Task objective
Give the number of lines in this listing that contain "comedor", with no other words.

▽

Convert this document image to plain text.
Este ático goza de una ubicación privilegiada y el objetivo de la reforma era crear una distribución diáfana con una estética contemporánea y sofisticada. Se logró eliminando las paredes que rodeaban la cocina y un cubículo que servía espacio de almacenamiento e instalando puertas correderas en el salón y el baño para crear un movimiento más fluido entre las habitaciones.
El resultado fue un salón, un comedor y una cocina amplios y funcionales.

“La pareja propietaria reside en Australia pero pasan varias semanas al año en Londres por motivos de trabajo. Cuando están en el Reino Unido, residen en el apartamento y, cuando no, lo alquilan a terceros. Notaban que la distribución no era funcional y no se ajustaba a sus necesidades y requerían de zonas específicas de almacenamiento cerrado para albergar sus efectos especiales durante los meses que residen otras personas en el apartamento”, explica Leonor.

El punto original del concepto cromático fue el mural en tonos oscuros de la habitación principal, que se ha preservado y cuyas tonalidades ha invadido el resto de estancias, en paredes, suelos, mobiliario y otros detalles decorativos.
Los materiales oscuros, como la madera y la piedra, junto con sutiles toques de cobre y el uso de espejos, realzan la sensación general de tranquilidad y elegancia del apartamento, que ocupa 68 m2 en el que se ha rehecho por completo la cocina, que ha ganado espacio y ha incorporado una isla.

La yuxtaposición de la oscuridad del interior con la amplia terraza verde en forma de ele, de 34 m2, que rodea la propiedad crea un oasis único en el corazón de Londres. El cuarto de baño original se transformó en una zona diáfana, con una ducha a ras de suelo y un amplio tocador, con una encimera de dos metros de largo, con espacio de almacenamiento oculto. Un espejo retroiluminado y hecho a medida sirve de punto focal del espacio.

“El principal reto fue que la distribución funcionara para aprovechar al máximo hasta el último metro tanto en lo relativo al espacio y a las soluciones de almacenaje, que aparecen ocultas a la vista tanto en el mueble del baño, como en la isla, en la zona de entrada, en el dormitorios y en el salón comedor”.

△

Task response
2